Problem 1:
Tally the lines of the records below that contain the string "fosc", and reply with that number alone.

--------------------

Reference will now be made in detail to the various embodiments of the present disclosure, one or more examples of which are illustrated in the figures. Generally, only the differences with respect to individual embodiments are described. Each example is provided by way of explanation and is not meant as a limitation of the present disclosure. Features illustrated or described as part of one embodiment can be used on or in conjunction with other embodiments to yield yet a further embodiment. It is intended that the description includes such modifications and variations.

Compared to conventional control methods such as proportional-integral-derivative (PID) control, model predictive control (MPC), and advanced process control (APC), reinforcement learning (RL) based control stands out because it can handle complex systems with nonlinear behavior. Its ability to learn from interactions with processes and to optimize diverse objectives distinguishes it as a dynamic solution. Moreover, RL control excels in adapting to evolving operating conditions and disturbances, while significantly reducing the manual modelling and tuning efforts associated with traditional industrial control strategies.

Applying reinforcement learning to industrial process control, e.g. providing a reinforcement learning agent, poses challenges. Sample efficiency is one of the primary challenges for RL agents in industrial process systems, particularly during training and maintenance of the RL agent. RL algorithms traditionally require numerous interactions with the process and/or environment to learn effective policies. It is therefore an objective of the present invention to reduce the number of samples required to train an RL agent for an industrial process and/or to provide samples for training an RL agent more efficiently, particularly to achieve superior performance.

In many industrial settings, training RL agents from scratch in the actual operational environment may be unfeasible and/or unsafe. To achieve the desired accuracy of the RL agent high-fidelity simulators may be used during the training phase. A drawback of high-fidelity simulators is that they are expensive and the execution of these simulators may result in multiple months of training time. Furthermore, many industrial systems feature high-dimensional state and action spaces. Traditional RL algorithms may struggle to navigate such complex environments efficiently. It is therefore an objective of the present invention, to provide a method that can handle continuous and high-dimensional spaces.

--------------------

Problem 2:
Answer these questions using the excerpt on reinforcement learning for industrial process control above.
(a) Which three conventional control methods is reinforcement learning based control compared to?
(b) What is named as one of the primary challenges for RL agents in industrial process systems?
(c) What drawback of high-fidelity simulators is given?

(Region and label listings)
--------------------

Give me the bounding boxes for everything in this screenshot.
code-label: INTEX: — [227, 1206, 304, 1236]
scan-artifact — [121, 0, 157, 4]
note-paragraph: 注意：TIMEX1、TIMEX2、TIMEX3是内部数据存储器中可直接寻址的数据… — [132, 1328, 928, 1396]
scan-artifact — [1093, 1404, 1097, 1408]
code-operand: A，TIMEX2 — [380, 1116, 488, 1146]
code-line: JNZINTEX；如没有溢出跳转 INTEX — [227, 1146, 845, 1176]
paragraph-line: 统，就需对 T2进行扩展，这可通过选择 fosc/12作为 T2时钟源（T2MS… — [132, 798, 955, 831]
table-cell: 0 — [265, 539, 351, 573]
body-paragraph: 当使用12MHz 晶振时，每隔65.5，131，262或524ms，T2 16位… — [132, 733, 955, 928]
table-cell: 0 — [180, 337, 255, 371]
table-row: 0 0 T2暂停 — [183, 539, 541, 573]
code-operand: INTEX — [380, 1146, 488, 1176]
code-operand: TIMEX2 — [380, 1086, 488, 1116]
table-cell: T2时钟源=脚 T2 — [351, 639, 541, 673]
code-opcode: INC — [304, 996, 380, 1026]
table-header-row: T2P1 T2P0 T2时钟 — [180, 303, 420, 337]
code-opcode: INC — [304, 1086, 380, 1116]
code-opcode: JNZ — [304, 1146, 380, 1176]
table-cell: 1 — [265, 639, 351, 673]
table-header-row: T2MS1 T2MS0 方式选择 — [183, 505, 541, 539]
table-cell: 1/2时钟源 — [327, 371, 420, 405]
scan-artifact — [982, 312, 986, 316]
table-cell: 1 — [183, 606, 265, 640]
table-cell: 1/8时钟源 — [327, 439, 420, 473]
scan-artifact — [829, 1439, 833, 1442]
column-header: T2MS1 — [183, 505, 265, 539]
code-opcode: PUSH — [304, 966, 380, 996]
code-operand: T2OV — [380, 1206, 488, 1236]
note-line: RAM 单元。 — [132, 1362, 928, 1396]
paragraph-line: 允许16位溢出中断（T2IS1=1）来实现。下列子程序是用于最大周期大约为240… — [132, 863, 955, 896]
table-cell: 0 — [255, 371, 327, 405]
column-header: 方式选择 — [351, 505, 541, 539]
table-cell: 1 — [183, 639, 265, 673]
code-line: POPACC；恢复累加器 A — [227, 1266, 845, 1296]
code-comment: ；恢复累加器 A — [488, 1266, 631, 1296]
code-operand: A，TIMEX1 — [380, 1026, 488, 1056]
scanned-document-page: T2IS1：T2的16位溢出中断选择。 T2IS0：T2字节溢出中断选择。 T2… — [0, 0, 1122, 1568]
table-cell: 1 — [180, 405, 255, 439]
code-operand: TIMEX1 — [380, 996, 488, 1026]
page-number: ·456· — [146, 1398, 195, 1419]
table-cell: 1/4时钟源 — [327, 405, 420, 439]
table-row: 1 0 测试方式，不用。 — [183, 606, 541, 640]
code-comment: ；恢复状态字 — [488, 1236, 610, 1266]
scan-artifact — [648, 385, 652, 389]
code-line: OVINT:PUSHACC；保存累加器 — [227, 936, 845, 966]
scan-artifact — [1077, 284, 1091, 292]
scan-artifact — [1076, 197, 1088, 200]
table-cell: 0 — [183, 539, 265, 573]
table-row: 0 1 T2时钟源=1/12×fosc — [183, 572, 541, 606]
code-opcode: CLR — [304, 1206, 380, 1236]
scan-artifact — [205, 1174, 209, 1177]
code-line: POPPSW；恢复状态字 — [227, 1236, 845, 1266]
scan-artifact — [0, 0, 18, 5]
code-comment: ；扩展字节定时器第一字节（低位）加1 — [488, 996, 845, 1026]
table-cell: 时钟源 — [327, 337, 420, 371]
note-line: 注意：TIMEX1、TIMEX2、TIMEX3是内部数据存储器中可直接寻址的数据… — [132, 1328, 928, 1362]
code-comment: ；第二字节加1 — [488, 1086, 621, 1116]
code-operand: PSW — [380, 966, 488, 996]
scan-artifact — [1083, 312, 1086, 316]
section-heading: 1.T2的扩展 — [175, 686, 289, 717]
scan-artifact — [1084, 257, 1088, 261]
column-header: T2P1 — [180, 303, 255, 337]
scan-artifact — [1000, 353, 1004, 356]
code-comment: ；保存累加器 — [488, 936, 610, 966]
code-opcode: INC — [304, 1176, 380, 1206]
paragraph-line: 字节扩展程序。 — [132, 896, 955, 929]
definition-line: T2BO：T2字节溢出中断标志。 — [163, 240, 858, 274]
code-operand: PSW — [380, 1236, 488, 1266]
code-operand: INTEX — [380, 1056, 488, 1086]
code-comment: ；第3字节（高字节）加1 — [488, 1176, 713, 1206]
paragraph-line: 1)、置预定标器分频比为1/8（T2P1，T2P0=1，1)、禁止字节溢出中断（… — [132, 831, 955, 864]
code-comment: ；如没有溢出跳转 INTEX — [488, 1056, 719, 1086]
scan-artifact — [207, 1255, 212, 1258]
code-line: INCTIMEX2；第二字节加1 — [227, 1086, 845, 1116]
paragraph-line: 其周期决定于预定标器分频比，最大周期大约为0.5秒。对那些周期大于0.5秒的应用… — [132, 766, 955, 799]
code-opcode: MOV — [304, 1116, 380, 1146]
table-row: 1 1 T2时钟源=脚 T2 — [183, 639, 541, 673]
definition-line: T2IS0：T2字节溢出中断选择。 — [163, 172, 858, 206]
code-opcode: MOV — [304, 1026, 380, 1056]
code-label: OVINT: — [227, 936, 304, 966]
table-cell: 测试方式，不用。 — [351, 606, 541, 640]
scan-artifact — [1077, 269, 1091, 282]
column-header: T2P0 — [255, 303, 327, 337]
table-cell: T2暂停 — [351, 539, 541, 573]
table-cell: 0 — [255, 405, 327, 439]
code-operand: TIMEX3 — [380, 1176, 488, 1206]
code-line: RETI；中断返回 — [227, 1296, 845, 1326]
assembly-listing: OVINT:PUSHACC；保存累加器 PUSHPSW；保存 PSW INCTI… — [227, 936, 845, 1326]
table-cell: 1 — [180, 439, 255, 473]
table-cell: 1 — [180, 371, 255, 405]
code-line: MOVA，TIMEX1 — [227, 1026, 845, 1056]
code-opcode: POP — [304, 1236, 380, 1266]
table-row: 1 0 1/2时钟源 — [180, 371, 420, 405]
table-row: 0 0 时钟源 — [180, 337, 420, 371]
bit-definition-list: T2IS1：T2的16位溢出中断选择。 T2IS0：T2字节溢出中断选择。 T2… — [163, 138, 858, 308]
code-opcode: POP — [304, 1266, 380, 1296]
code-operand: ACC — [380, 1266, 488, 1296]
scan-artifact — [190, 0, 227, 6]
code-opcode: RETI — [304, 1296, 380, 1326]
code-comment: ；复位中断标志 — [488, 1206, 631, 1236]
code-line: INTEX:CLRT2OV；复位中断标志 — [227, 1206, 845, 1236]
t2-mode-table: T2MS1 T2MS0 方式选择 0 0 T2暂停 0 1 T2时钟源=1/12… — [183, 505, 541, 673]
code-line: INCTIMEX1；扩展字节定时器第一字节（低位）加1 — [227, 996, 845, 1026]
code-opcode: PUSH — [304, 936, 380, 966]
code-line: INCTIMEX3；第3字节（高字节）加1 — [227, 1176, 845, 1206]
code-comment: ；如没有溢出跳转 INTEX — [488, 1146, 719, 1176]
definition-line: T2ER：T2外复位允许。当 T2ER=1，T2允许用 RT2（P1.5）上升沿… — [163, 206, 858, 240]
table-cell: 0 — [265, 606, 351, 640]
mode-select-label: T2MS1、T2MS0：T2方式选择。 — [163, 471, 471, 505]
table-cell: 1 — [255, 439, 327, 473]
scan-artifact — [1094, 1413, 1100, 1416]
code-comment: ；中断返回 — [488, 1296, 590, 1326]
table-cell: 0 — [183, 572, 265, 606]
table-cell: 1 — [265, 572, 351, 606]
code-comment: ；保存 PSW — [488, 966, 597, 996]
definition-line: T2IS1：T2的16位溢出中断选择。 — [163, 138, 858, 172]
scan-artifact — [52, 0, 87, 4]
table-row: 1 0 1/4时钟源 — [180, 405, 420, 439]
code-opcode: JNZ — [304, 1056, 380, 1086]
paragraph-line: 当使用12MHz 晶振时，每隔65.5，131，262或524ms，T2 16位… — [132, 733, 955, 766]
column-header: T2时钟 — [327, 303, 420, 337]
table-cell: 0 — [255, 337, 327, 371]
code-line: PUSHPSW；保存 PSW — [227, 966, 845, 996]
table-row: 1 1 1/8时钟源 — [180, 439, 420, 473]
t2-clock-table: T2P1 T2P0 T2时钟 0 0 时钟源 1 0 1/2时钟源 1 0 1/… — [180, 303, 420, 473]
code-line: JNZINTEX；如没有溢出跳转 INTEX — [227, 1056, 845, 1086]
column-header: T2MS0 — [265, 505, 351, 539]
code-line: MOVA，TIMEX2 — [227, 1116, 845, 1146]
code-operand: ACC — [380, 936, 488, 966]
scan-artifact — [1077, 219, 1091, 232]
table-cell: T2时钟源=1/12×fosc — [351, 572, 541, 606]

--------------------

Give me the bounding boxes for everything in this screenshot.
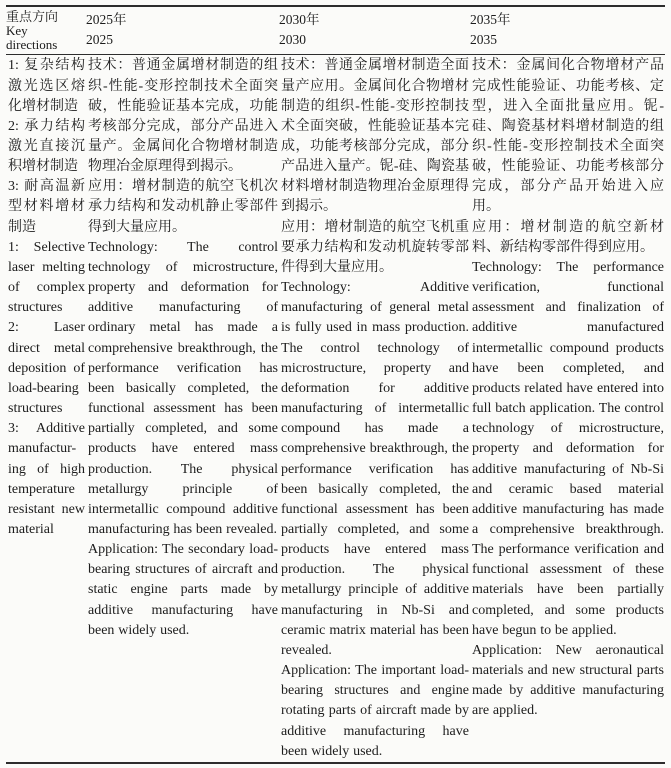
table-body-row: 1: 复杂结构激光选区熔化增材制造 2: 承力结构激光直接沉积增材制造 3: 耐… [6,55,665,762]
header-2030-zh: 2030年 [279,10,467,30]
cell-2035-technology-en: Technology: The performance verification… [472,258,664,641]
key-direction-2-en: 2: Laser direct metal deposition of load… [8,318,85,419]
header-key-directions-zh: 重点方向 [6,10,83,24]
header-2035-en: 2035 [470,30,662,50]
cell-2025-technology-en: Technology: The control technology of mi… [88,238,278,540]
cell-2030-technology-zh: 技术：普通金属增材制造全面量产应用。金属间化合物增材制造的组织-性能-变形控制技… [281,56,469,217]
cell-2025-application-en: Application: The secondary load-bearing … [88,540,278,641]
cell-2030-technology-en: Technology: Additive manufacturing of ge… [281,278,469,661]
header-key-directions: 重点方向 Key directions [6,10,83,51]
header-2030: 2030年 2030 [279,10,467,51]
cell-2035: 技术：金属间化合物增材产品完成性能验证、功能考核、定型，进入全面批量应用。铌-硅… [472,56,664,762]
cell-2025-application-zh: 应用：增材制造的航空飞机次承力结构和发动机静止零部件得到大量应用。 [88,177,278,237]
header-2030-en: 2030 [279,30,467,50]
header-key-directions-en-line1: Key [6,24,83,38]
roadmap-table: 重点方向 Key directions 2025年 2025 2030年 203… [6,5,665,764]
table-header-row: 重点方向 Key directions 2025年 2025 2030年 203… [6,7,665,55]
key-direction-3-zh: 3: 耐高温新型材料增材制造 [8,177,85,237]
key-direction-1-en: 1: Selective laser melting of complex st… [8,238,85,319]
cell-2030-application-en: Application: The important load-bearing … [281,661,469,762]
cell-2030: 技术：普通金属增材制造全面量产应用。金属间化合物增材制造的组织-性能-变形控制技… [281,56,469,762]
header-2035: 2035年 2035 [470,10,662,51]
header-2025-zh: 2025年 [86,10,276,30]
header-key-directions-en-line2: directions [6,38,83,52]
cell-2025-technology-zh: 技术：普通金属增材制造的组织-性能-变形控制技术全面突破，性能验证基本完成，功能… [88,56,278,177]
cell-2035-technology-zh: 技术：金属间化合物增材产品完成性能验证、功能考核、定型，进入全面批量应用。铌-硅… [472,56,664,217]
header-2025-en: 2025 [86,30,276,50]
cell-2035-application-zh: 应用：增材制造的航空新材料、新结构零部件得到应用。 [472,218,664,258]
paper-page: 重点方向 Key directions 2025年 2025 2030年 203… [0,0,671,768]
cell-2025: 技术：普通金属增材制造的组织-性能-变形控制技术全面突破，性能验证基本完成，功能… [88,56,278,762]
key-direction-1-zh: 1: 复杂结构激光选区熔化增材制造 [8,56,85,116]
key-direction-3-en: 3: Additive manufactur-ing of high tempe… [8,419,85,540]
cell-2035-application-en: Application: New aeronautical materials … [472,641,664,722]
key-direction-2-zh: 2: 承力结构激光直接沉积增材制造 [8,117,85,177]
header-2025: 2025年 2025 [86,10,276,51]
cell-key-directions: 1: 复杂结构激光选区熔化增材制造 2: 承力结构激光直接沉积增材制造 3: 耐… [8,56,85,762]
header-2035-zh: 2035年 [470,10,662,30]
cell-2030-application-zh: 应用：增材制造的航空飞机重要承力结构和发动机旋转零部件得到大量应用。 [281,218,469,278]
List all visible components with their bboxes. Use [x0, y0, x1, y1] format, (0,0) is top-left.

--------------------

Expected output 1:
3

Expected output 2:
(a) Proportional-integral-derivative (PID) control, model predictive control (MPC), and advanced process control (APC).
(b) Sample efficiency.
(c) They are expensive, and their execution may result in multiple months of training time.